Go through the listing and pick out each line with the word "Solids" in it.

Data entries for graphics:
-=-=-
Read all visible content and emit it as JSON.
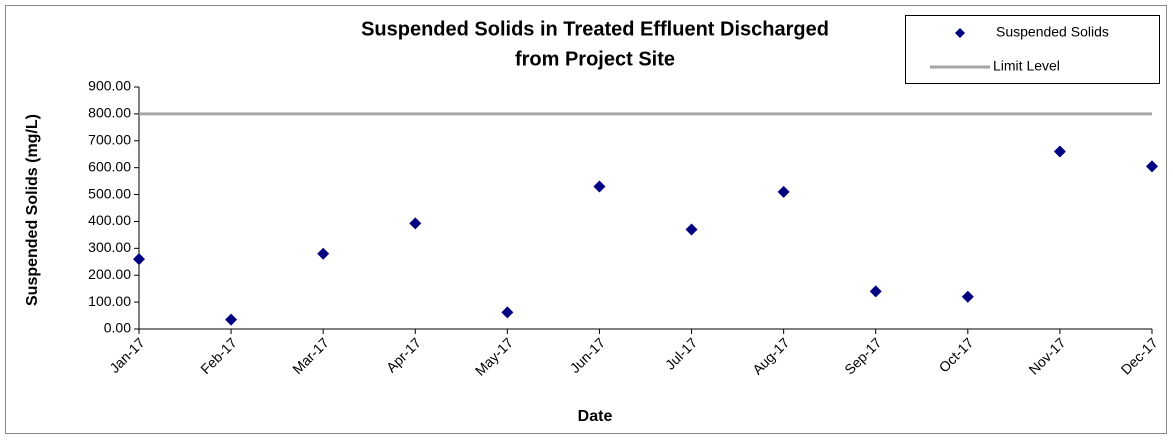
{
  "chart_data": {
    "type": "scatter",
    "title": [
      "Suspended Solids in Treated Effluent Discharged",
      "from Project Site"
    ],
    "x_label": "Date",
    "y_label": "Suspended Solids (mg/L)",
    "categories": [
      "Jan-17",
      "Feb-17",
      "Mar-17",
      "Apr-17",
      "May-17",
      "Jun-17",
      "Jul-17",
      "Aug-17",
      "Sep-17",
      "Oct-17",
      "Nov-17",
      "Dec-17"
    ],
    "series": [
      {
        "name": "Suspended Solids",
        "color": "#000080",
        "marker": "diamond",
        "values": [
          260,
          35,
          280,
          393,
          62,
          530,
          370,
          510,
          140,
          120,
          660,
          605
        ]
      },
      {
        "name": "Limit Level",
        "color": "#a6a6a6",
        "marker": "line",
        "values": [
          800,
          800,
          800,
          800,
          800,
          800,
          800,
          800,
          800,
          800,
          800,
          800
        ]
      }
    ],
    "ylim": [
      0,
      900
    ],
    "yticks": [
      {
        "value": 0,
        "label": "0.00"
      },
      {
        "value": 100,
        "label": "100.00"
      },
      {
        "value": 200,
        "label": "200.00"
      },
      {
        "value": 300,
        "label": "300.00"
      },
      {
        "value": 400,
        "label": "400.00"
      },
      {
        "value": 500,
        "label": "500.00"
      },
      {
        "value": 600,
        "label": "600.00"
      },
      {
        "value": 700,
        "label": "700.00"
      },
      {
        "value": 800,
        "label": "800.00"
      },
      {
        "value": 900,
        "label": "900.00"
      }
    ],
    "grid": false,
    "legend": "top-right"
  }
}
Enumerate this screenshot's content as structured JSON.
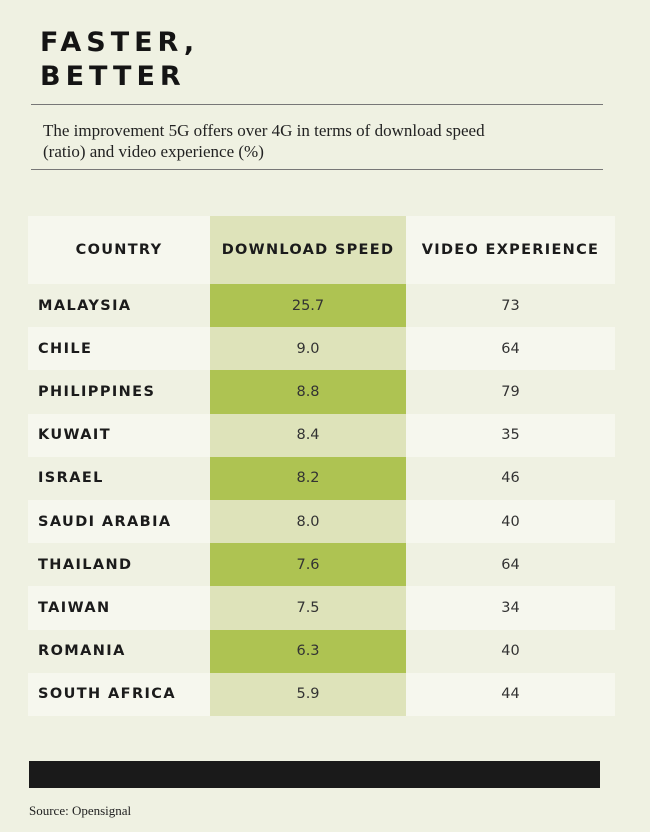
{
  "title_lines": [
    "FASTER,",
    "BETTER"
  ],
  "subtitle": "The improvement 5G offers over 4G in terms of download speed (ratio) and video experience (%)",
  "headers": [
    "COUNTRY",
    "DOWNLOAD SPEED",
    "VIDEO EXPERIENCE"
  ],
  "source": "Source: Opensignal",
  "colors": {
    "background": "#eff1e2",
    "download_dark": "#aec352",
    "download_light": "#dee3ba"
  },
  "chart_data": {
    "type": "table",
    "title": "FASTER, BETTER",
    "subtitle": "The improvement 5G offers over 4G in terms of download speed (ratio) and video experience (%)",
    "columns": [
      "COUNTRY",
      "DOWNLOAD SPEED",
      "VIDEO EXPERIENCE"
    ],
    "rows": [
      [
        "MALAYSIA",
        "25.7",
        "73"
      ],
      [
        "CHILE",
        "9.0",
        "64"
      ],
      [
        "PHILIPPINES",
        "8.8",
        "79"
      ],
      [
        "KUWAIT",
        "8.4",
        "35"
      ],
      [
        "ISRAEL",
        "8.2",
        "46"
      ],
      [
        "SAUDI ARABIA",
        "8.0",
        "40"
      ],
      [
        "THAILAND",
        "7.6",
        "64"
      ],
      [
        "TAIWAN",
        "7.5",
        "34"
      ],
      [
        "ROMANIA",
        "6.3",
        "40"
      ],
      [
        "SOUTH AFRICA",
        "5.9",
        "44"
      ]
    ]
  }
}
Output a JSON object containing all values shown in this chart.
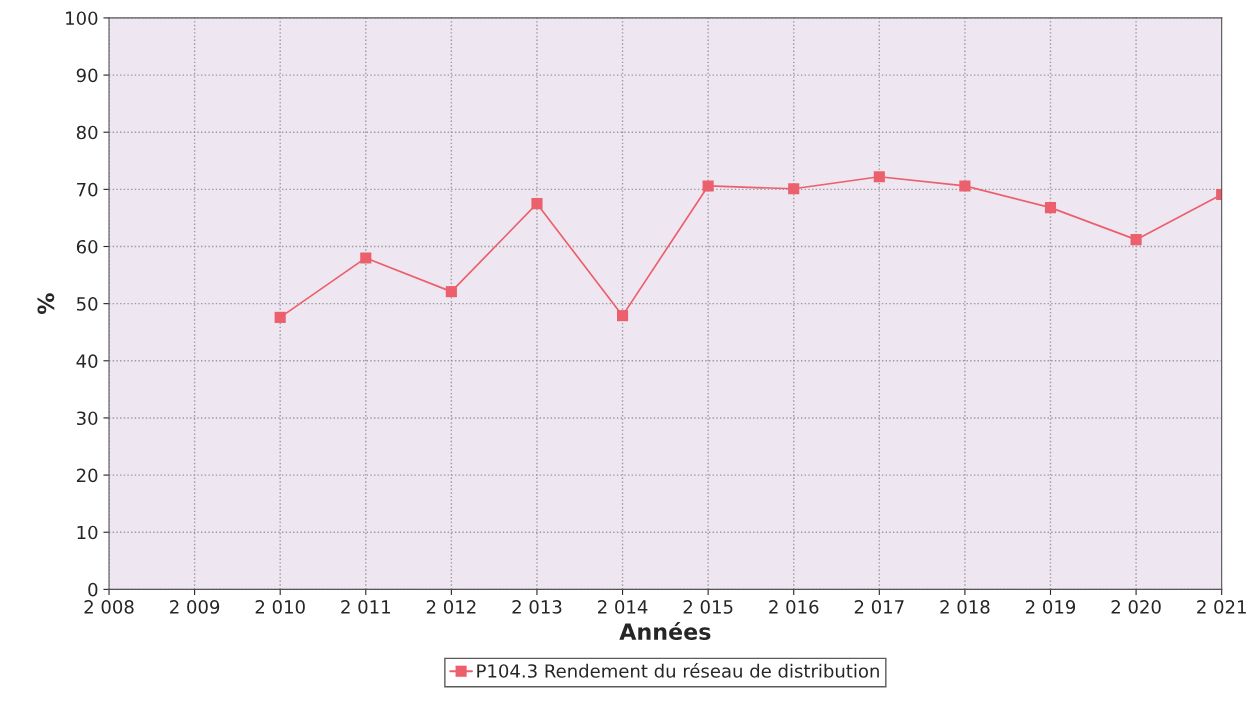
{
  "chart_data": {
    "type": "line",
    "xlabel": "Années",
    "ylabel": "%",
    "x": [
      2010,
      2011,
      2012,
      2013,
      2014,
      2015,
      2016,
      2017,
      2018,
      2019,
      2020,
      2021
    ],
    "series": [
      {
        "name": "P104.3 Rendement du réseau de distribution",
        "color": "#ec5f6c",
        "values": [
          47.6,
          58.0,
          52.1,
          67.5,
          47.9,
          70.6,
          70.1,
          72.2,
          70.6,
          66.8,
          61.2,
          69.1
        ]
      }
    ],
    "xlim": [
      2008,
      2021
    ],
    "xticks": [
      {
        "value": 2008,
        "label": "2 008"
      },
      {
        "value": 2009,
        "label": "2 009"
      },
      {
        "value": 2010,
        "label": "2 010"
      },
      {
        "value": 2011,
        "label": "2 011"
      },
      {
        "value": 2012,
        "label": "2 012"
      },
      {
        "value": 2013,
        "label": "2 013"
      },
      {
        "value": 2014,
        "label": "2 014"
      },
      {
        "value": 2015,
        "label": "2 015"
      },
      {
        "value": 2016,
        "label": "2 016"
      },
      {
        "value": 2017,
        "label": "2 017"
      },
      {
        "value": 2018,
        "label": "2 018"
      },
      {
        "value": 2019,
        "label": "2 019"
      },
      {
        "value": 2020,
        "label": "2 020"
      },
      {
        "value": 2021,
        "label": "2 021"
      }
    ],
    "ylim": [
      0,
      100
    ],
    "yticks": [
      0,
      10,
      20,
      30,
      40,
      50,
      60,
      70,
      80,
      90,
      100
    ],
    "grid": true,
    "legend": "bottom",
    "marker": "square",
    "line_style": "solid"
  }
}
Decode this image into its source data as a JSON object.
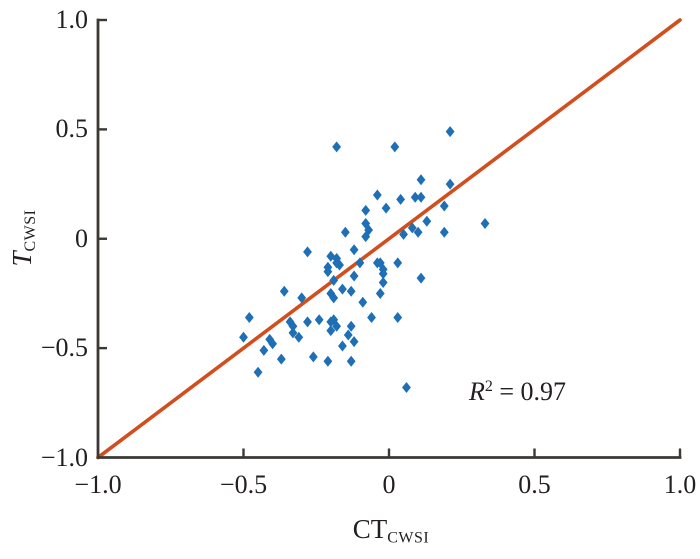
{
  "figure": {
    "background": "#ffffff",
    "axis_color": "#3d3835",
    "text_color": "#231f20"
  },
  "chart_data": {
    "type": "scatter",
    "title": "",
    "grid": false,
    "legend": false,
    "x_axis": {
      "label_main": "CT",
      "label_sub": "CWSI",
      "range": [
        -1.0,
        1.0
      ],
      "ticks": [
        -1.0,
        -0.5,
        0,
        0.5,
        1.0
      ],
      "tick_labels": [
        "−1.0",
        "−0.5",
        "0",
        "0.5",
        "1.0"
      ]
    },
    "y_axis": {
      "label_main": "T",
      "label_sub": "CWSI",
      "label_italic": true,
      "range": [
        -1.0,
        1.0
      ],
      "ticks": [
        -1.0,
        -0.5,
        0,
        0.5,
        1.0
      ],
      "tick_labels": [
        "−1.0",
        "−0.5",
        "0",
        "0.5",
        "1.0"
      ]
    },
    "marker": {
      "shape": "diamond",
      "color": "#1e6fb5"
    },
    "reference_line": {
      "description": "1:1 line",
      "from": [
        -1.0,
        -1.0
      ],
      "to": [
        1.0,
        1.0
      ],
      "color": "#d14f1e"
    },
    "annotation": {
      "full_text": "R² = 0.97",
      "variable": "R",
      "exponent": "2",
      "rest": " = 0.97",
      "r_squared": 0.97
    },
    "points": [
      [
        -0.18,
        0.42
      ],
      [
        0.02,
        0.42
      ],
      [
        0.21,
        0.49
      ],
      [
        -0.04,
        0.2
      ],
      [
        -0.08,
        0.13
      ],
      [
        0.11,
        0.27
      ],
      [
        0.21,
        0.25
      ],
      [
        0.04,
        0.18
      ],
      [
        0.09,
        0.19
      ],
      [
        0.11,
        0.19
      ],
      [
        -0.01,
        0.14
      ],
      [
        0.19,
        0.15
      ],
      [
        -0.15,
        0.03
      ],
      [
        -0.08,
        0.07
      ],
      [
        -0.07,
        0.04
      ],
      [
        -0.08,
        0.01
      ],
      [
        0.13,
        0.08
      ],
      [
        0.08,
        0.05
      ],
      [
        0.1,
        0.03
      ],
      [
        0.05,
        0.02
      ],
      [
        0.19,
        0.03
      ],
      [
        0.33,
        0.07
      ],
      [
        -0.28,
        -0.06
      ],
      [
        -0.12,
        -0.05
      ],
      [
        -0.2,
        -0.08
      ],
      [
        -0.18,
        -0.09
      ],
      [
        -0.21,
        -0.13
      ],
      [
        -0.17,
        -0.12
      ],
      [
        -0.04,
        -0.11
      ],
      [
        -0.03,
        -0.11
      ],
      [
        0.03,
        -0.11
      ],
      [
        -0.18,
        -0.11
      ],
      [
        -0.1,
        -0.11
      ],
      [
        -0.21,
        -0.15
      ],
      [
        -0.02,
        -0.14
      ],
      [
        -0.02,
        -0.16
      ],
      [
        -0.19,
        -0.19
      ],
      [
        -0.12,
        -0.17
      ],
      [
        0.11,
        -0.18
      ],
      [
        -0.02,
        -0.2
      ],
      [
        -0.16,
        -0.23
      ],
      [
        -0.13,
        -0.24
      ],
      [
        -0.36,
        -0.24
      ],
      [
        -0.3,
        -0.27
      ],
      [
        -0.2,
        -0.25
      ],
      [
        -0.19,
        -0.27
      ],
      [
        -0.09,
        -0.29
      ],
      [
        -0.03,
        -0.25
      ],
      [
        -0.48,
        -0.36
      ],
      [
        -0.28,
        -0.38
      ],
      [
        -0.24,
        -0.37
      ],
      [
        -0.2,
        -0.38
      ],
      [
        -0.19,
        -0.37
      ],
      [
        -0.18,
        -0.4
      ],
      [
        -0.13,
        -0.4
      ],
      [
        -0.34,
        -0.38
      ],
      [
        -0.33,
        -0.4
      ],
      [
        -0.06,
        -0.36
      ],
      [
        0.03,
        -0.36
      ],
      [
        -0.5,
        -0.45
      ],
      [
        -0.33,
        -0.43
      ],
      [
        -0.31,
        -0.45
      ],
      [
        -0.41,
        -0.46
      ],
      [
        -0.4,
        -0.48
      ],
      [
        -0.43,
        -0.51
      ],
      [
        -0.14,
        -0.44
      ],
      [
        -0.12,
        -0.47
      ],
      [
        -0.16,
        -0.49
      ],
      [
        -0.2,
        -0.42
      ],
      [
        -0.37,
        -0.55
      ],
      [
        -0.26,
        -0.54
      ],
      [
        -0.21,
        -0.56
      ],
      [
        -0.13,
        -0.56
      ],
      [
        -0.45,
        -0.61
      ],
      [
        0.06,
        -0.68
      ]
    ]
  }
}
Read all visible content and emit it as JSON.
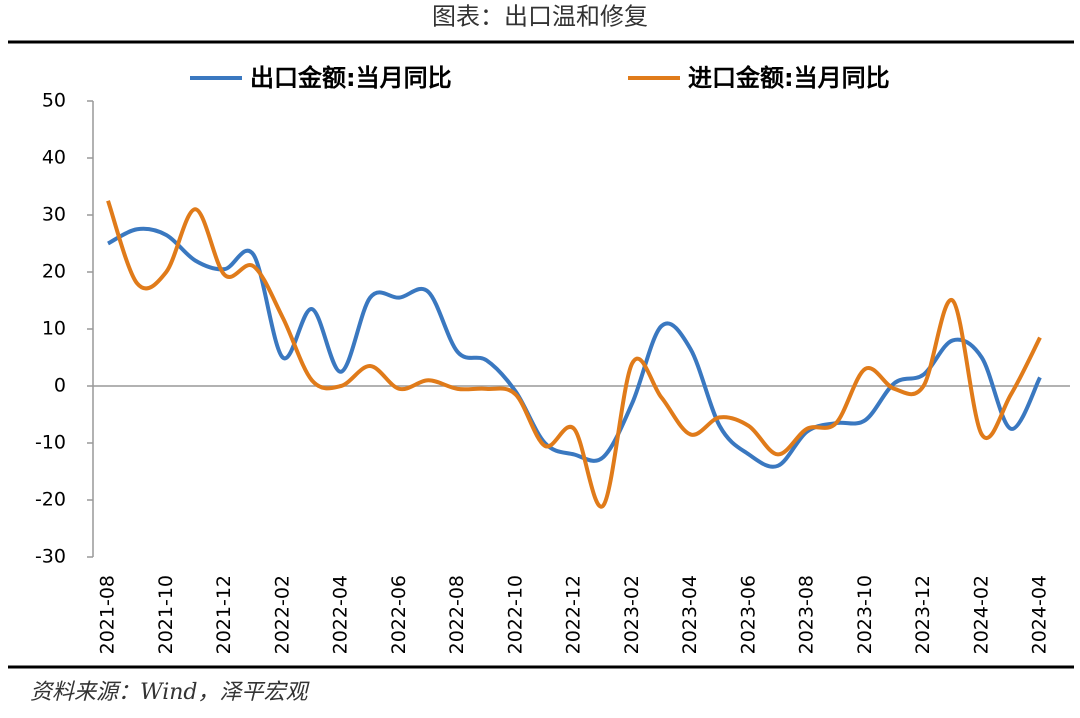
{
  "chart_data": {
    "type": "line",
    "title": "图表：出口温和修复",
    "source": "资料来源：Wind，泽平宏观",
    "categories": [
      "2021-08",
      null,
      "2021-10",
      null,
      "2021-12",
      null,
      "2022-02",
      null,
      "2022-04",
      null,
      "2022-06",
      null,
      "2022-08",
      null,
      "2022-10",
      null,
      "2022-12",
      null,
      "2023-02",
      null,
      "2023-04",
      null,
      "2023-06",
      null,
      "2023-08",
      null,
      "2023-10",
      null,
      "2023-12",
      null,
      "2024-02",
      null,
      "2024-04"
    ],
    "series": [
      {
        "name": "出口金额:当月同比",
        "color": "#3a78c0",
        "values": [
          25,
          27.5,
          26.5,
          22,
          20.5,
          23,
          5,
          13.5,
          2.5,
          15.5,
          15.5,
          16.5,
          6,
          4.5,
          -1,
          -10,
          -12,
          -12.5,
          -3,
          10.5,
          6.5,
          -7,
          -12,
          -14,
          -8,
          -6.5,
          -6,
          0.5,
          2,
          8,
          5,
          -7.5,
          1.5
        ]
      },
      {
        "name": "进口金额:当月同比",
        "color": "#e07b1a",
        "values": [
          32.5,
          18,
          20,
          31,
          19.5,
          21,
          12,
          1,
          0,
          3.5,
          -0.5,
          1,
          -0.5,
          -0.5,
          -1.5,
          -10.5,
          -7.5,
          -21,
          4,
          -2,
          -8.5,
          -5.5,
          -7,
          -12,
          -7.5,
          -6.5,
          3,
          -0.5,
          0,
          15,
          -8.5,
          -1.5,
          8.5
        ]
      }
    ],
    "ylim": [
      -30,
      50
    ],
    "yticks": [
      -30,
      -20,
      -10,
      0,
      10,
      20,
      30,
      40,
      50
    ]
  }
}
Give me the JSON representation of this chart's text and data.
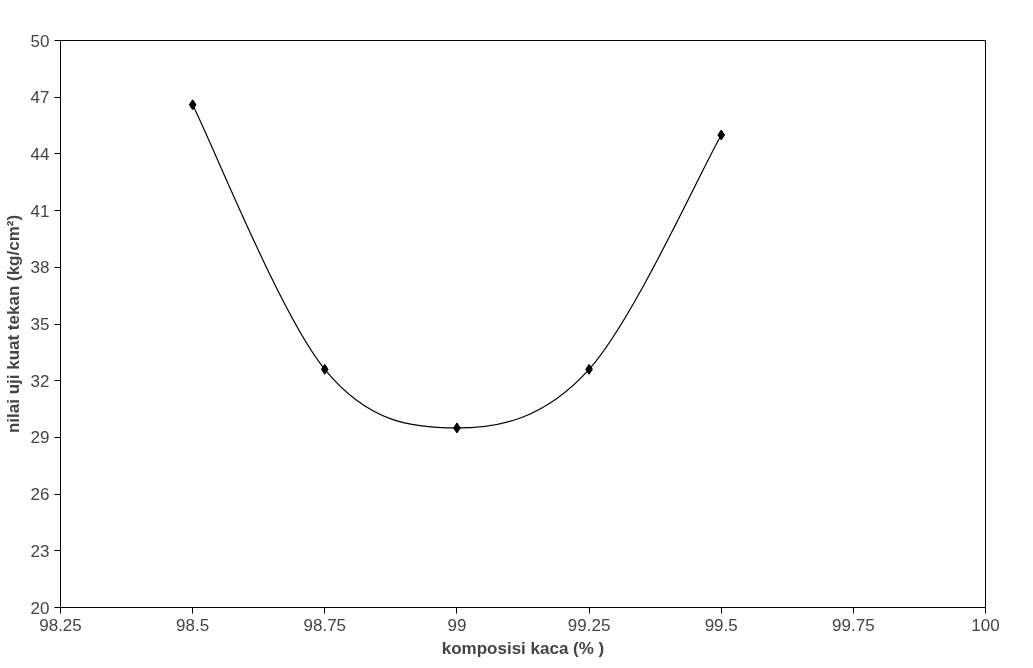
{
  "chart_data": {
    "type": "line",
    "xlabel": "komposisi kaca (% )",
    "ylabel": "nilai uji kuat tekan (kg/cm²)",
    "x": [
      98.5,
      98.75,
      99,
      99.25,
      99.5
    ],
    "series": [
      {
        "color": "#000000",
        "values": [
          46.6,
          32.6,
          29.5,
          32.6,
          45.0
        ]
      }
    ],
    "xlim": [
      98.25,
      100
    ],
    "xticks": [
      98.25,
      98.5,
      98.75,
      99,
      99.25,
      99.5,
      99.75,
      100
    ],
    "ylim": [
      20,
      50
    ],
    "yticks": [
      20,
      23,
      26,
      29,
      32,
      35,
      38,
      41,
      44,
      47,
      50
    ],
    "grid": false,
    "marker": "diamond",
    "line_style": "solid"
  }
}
-=-=-
▶ **Answer for this exercise**
      "Suspended Solids in Treated Effluent Discharged",
    "y_label": "Suspended Solids (mg/L)",
        "name": "Suspended Solids",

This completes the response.